Start of AVAILABLE DATA

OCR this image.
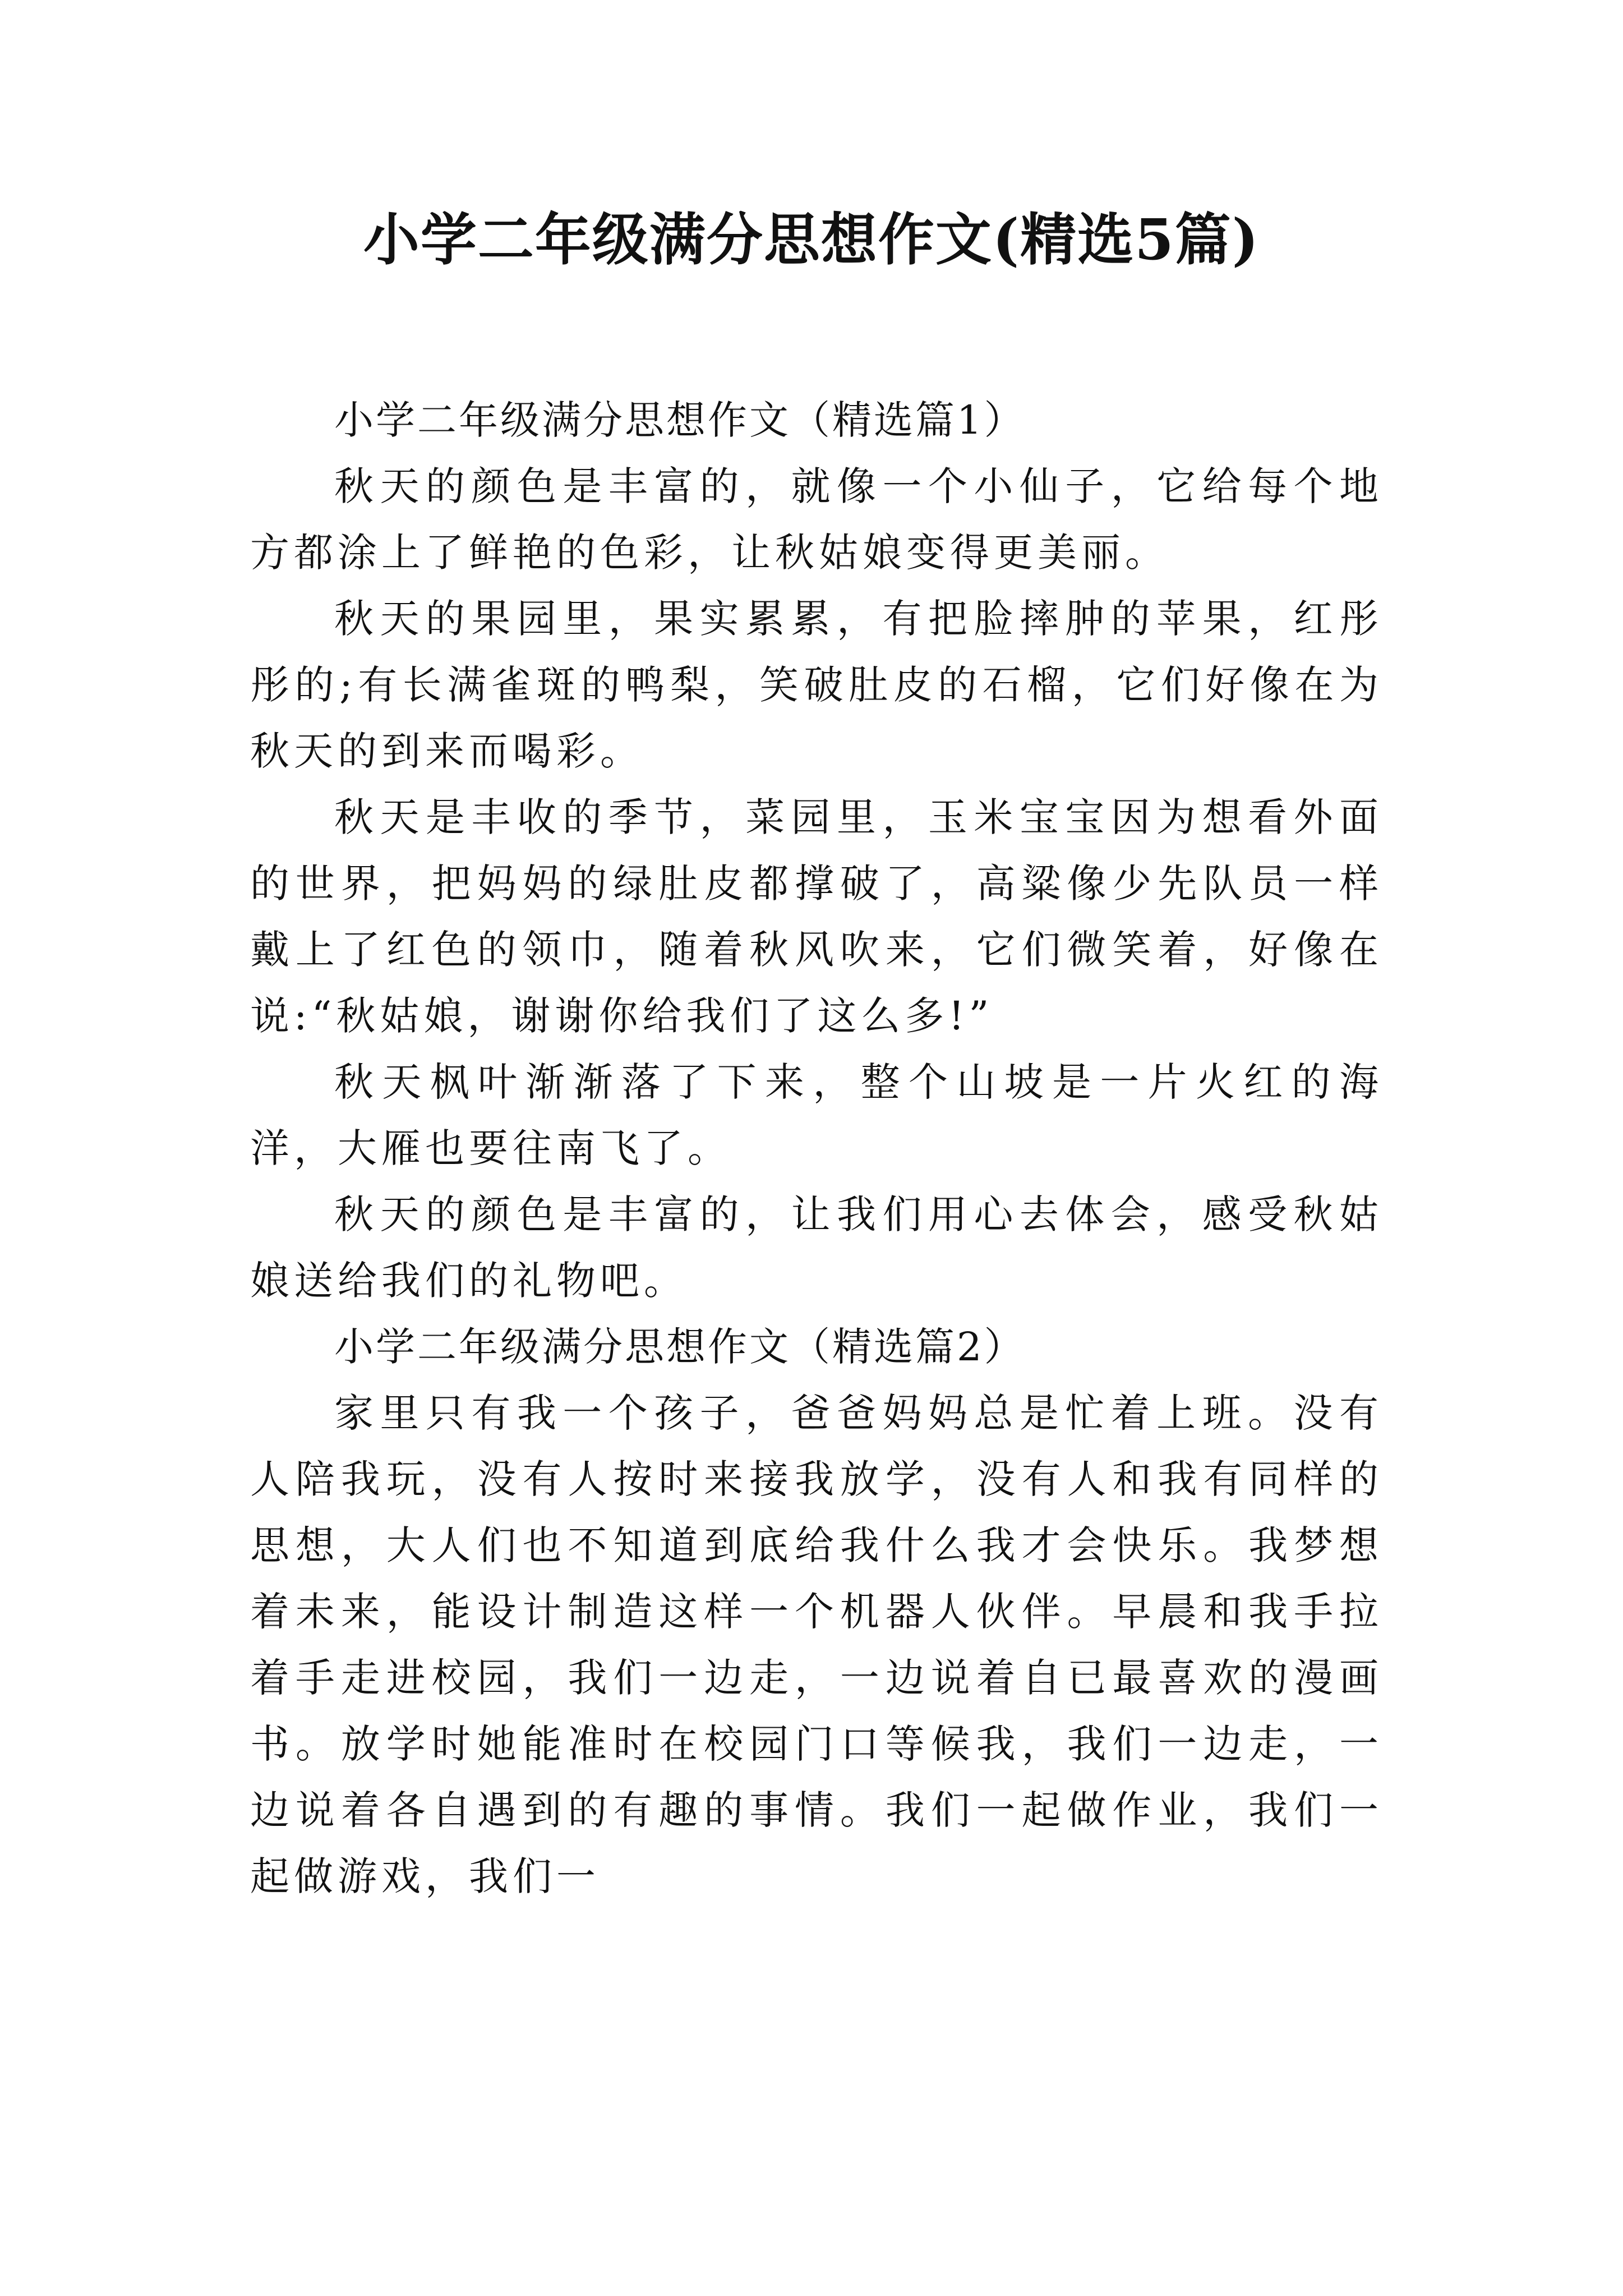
小学二年级满分思想作文(精选5篇)

小学二年级满分思想作文（精选篇1）

秋天的颜色是丰富的，就像一个小仙子，它给每个地方都涂上了鲜艳的色彩，让秋姑娘变得更美丽。

秋天的果园里，果实累累，有把脸摔肿的苹果，红彤彤的;有长满雀斑的鸭梨，笑破肚皮的石榴，它们好像在为秋天的到来而喝彩。

秋天是丰收的季节，菜园里，玉米宝宝因为想看外面的世界，把妈妈的绿肚皮都撑破了，高粱像少先队员一样戴上了红色的领巾，随着秋风吹来，它们微笑着，好像在说:“秋姑娘，谢谢你给我们了这么多!”

秋天枫叶渐渐落了下来，整个山坡是一片火红的海洋，大雁也要往南飞了。

秋天的颜色是丰富的，让我们用心去体会，感受秋姑娘送给我们的礼物吧。

小学二年级满分思想作文（精选篇2）

家里只有我一个孩子，爸爸妈妈总是忙着上班。没有人陪我玩，没有人按时来接我放学，没有人和我有同样的思想，大人们也不知道到底给我什么我才会快乐。我梦想着未来，能设计制造这样一个机器人伙伴。早晨和我手拉着手走进校园，我们一边走，一边说着自已最喜欢的漫画书。放学时她能准时在校园门口等候我，我们一边走，一边说着各自遇到的有趣的事情。我们一起做作业，我们一起做游戏，我们一
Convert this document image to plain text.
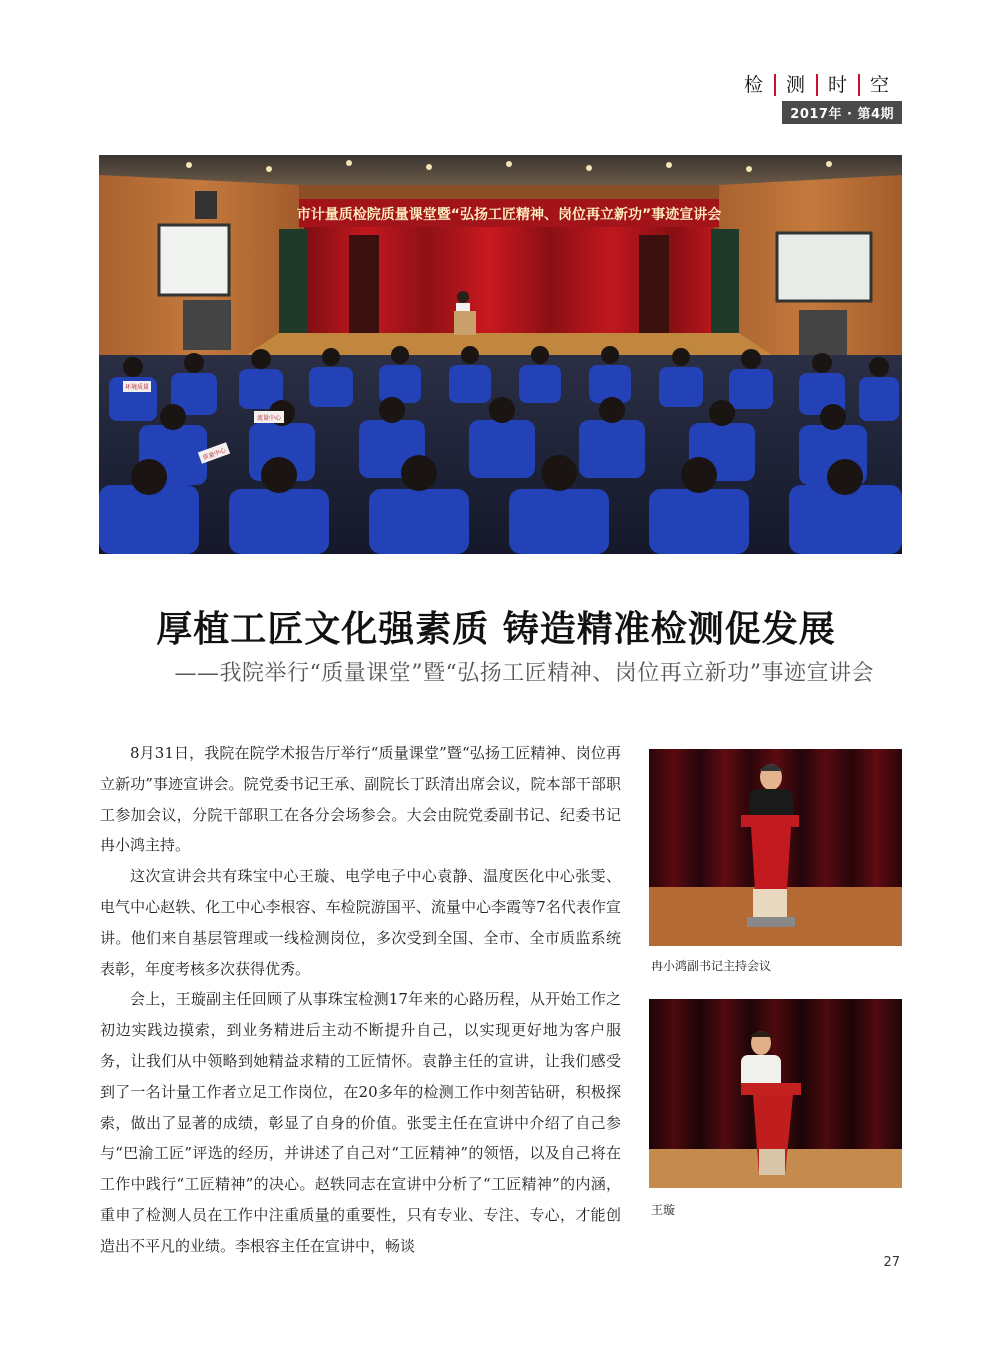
检	测	时	空
2017年 · 第4期
市计量质检院质量课堂暨“弘扬工匠精神、岗位再立新功”事迹宣讲会
质量中心
流量中心
环境质量
厚植工匠文化强素质 铸造精准检测促发展
——我院举行“质量课堂”暨“弘扬工匠精神、岗位再立新功”事迹宣讲会

8月31日，我院在院学术报告厅举行“质量课堂”暨“弘扬工匠精神、岗位再立新功”事迹宣讲会。院党委书记王承、副院长丁跃清出席会议，院本部干部职工参加会议，分院干部职工在各分会场参会。大会由院党委副书记、纪委书记冉小鸿主持。

这次宣讲会共有珠宝中心王璇、电学电子中心袁静、温度医化中心张雯、电气中心赵轶、化工中心李根容、车检院游国平、流量中心李霞等7名代表作宣讲。他们来自基层管理或一线检测岗位，多次受到全国、全市、全市质监系统表彰，年度考核多次获得优秀。

会上，王璇副主任回顾了从事珠宝检测17年来的心路历程，从开始工作之初边实践边摸索，到业务精进后主动不断提升自己，以实现更好地为客户服务，让我们从中领略到她精益求精的工匠情怀。袁静主任的宣讲，让我们感受到了一名计量工作者立足工作岗位，在20多年的检测工作中刻苦钻研，积极探索，做出了显著的成绩，彰显了自身的价值。张雯主任在宣讲中介绍了自己参与“巴渝工匠”评选的经历，并讲述了自己对“工匠精神”的领悟，以及自己将在工作中践行“工匠精神”的决心。赵轶同志在宣讲中分析了“工匠精神”的内涵，重申了检测人员在工作中注重质量的重要性，只有专业、专注、专心，才能创造出不平凡的业绩。李根容主任在宣讲中，畅谈

冉小鸿副书记主持会议
王璇
27
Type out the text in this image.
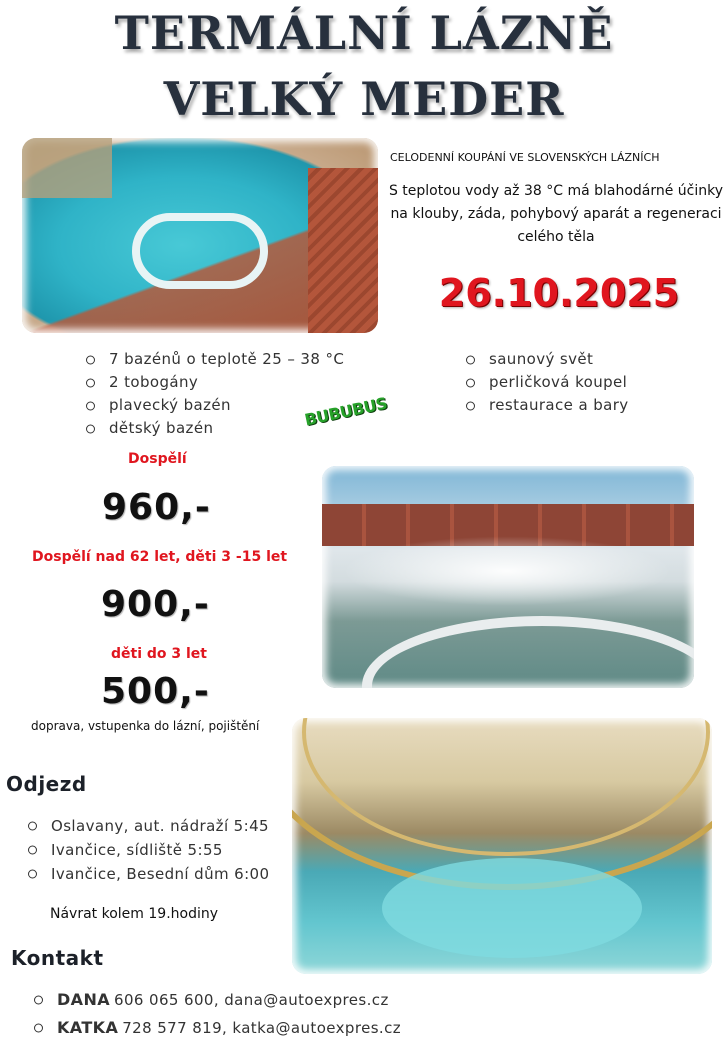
TERMÁLNÍ LÁZNĚ
VELKÝ MEDER
CELODENNÍ KOUPÁNÍ VE SLOVENSKÝCH LÁZNÍCH
S teplotou vody až 38 °C má blahodárné účinky na klouby, záda, pohybový aparát a regeneraci celého těla
26.10.2025
7 bazénů o teplotě 25 – 38 °C
2 tobogány
plavecký bazén
dětský bazén
saunový svět
perličková koupel
restaurace a bary
BUBUBUS
Dospělí
960,-
Dospělí nad 62 let, děti 3 -15 let
900,-
děti do 3 let
500,-
doprava, vstupenka do lázní, pojištění
Odjezd
Oslavany, aut. nádraží 5:45
Ivančice, sídliště 5:55
Ivančice, Besední dům 6:00
Návrat kolem 19.hodiny
Kontakt
DANA 606 065 600, dana@autoexpres.cz
KATKA 728 577 819, katka@autoexpres.cz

End of AVAILABLE DATA

• _PROBLEM_
Copy the data word for word. Pictures do not go in the copy.

• _COMPLETE OUTPUT_
OCR this image.
小学二年级满分思想作文(精选5篇)

小学二年级满分思想作文（精选篇1）

秋天的颜色是丰富的，就像一个小仙子，它给每个地方都涂上了鲜艳的色彩，让秋姑娘变得更美丽。

秋天的果园里，果实累累，有把脸摔肿的苹果，红彤彤的;有长满雀斑的鸭梨，笑破肚皮的石榴，它们好像在为秋天的到来而喝彩。

秋天是丰收的季节，菜园里，玉米宝宝因为想看外面的世界，把妈妈的绿肚皮都撑破了，高粱像少先队员一样戴上了红色的领巾，随着秋风吹来，它们微笑着，好像在说:“秋姑娘，谢谢你给我们了这么多!”

秋天枫叶渐渐落了下来，整个山坡是一片火红的海洋，大雁也要往南飞了。

秋天的颜色是丰富的，让我们用心去体会，感受秋姑娘送给我们的礼物吧。

小学二年级满分思想作文（精选篇2）

家里只有我一个孩子，爸爸妈妈总是忙着上班。没有人陪我玩，没有人按时来接我放学，没有人和我有同样的思想，大人们也不知道到底给我什么我才会快乐。我梦想着未来，能设计制造这样一个机器人伙伴。早晨和我手拉着手走进校园，我们一边走，一边说着自已最喜欢的漫画书。放学时她能准时在校园门口等候我，我们一边走，一边说着各自遇到的有趣的事情。我们一起做作业，我们一起做游戏，我们一
Convert this document image to plain text.
检	测	时	空
2017年 · 第4期
市计量质检院质量课堂暨“弘扬工匠精神、岗位再立新功”事迹宣讲会
质量中心
流量中心
环境质量
厚植工匠文化强素质 铸造精准检测促发展
——我院举行“质量课堂”暨“弘扬工匠精神、岗位再立新功”事迹宣讲会

8月31日，我院在院学术报告厅举行“质量课堂”暨“弘扬工匠精神、岗位再立新功”事迹宣讲会。院党委书记王承、副院长丁跃清出席会议，院本部干部职工参加会议，分院干部职工在各分会场参会。大会由院党委副书记、纪委书记冉小鸿主持。

这次宣讲会共有珠宝中心王璇、电学电子中心袁静、温度医化中心张雯、电气中心赵轶、化工中心李根容、车检院游国平、流量中心李霞等7名代表作宣讲。他们来自基层管理或一线检测岗位，多次受到全国、全市、全市质监系统表彰，年度考核多次获得优秀。

会上，王璇副主任回顾了从事珠宝检测17年来的心路历程，从开始工作之初边实践边摸索，到业务精进后主动不断提升自己，以实现更好地为客户服务，让我们从中领略到她精益求精的工匠情怀。袁静主任的宣讲，让我们感受到了一名计量工作者立足工作岗位，在20多年的检测工作中刻苦钻研，积极探索，做出了显著的成绩，彰显了自身的价值。张雯主任在宣讲中介绍了自己参与“巴渝工匠”评选的经历，并讲述了自己对“工匠精神”的领悟，以及自己将在工作中践行“工匠精神”的决心。赵轶同志在宣讲中分析了“工匠精神”的内涵，重申了检测人员在工作中注重质量的重要性，只有专业、专注、专心，才能创造出不平凡的业绩。李根容主任在宣讲中，畅谈

冉小鸿副书记主持会议
王璇
27
Type out the text in this image.
TERMÁLNÍ LÁZNĚ
VELKÝ MEDER
CELODENNÍ KOUPÁNÍ VE SLOVENSKÝCH LÁZNÍCH
S teplotou vody až 38 °C má blahodárné účinky na klouby, záda, pohybový aparát a regeneraci celého těla
26.10.2025
7 bazénů o teplotě 25 – 38 °C
2 tobogány
plavecký bazén
dětský bazén
saunový svět
perličková koupel
restaurace a bary
BUBUBUS
Dospělí
960,-
Dospělí nad 62 let, děti 3 -15 let
900,-
děti do 3 let
500,-
doprava, vstupenka do lázní, pojištění
Odjezd
Oslavany, aut. nádraží 5:45
Ivančice, sídliště 5:55
Ivančice, Besední dům 6:00
Návrat kolem 19.hodiny
Kontakt
DANA 606 065 600, dana@autoexpres.cz
KATKA 728 577 819, katka@autoexpres.cz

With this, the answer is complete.